/---
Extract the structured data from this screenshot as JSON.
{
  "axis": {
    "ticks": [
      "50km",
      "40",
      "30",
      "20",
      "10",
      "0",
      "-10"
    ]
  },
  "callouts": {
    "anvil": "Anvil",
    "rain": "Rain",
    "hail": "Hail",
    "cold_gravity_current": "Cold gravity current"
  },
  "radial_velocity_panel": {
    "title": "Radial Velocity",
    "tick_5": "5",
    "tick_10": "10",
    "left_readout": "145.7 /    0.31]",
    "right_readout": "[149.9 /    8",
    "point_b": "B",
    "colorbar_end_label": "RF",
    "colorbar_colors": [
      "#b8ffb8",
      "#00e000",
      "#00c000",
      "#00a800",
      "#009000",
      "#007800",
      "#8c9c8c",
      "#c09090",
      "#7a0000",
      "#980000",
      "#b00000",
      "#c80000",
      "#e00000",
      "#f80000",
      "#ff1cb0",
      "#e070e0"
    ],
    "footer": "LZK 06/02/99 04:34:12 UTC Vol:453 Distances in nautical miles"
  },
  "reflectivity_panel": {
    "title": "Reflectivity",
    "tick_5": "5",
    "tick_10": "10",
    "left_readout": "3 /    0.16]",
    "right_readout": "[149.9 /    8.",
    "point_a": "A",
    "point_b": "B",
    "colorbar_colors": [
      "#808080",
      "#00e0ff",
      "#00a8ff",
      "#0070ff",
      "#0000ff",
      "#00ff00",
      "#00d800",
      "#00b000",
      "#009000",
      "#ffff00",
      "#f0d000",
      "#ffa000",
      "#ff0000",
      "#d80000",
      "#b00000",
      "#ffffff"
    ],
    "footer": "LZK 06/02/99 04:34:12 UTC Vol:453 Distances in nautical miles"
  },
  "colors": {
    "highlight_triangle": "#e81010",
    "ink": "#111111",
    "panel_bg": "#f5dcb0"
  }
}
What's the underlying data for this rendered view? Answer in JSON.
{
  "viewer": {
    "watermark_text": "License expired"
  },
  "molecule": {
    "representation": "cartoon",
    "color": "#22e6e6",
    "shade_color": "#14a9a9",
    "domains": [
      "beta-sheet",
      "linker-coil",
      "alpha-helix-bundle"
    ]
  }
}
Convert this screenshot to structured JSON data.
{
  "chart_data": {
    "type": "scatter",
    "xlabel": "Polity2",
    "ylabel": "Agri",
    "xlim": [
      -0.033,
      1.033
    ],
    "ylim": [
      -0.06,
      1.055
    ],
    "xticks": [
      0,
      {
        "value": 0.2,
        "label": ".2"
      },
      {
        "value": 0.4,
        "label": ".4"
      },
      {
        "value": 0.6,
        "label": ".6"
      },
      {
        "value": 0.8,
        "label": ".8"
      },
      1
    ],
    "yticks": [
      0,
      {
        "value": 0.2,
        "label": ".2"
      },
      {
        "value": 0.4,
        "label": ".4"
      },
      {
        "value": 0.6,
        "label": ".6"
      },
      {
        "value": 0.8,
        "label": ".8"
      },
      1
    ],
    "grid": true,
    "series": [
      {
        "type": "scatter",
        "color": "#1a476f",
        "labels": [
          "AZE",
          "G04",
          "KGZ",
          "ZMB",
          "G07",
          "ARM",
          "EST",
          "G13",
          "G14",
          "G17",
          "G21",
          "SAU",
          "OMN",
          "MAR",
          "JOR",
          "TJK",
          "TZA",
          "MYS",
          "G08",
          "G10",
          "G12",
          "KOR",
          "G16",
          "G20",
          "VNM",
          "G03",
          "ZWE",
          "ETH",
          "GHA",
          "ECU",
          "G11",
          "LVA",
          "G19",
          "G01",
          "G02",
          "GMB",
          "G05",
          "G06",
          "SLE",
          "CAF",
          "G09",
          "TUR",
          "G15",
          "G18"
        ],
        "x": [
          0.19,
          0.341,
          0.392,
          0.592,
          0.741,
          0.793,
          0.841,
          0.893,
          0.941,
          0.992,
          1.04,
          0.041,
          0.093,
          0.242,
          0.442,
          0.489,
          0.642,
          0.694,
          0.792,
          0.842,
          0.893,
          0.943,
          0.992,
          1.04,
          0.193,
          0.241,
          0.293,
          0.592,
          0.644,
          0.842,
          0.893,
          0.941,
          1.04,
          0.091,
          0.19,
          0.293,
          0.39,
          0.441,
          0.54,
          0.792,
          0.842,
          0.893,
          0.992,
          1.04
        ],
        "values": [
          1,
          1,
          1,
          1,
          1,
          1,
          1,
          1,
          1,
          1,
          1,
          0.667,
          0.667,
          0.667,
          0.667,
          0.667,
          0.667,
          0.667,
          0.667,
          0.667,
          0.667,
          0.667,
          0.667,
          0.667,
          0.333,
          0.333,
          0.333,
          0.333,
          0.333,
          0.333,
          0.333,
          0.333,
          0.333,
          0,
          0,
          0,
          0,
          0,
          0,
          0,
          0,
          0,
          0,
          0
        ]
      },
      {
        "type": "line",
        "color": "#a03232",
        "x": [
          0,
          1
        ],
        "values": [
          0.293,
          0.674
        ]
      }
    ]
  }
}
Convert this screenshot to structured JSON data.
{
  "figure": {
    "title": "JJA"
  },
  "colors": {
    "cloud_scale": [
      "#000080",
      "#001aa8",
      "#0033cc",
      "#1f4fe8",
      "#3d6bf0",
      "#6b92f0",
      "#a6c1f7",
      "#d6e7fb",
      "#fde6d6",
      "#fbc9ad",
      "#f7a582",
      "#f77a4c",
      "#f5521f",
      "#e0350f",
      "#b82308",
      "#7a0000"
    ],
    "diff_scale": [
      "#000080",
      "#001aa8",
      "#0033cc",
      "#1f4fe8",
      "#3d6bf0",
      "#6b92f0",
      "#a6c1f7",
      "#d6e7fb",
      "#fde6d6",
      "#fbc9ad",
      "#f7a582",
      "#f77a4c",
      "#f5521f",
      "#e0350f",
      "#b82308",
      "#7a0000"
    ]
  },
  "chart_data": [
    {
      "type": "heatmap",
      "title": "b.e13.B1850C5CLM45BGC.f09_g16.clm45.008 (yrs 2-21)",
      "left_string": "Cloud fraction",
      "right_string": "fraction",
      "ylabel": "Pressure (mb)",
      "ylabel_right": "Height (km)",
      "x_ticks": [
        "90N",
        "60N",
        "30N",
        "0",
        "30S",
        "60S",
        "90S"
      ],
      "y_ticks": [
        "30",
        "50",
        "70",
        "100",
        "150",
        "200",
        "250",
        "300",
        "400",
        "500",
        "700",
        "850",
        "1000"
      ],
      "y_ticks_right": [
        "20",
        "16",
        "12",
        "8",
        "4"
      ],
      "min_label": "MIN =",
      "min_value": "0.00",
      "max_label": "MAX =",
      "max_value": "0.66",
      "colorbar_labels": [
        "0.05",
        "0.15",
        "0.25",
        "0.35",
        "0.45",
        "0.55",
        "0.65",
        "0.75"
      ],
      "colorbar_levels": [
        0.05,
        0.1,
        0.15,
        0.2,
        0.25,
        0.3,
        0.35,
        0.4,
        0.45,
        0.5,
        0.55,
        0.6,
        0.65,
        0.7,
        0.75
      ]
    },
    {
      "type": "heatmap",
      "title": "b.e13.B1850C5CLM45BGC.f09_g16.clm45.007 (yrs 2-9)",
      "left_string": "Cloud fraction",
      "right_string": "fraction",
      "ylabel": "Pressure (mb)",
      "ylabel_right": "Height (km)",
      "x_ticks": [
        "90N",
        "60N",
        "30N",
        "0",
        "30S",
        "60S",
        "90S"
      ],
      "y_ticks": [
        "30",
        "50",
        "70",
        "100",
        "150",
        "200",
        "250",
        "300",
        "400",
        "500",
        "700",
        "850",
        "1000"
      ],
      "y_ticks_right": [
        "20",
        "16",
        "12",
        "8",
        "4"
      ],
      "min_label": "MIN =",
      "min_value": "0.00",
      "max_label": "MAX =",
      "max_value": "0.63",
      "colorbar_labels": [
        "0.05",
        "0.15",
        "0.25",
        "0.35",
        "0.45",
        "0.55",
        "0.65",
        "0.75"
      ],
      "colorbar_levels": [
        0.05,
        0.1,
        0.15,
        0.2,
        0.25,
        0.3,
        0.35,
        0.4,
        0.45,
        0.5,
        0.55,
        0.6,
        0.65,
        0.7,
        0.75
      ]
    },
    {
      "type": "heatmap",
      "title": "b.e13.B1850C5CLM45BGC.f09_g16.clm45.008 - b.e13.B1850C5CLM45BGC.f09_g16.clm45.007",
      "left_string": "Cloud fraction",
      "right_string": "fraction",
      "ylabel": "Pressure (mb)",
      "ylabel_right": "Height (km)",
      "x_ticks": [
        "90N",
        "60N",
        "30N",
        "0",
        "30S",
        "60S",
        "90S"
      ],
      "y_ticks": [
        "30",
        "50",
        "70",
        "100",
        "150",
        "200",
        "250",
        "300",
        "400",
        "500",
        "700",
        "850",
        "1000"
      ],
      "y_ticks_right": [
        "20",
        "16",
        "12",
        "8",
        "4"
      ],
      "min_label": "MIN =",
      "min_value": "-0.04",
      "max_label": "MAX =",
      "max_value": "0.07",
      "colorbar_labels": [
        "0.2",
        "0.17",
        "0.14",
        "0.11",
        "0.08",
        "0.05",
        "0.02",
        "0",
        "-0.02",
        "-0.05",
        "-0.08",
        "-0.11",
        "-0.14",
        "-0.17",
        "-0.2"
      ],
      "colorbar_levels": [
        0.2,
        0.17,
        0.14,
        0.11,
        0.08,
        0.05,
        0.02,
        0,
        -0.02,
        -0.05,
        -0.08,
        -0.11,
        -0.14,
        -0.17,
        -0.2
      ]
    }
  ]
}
\---
[Exercise aim]: Gather all lines of the records that include the word "this".

[Final answer]:
Extract the structured data from this screenshot as JSON.
What's the underlying data for this rendered view? Answer in JSON.
Convert this screenshot to structured JSON data.
Convert this screenshot to structured JSON data.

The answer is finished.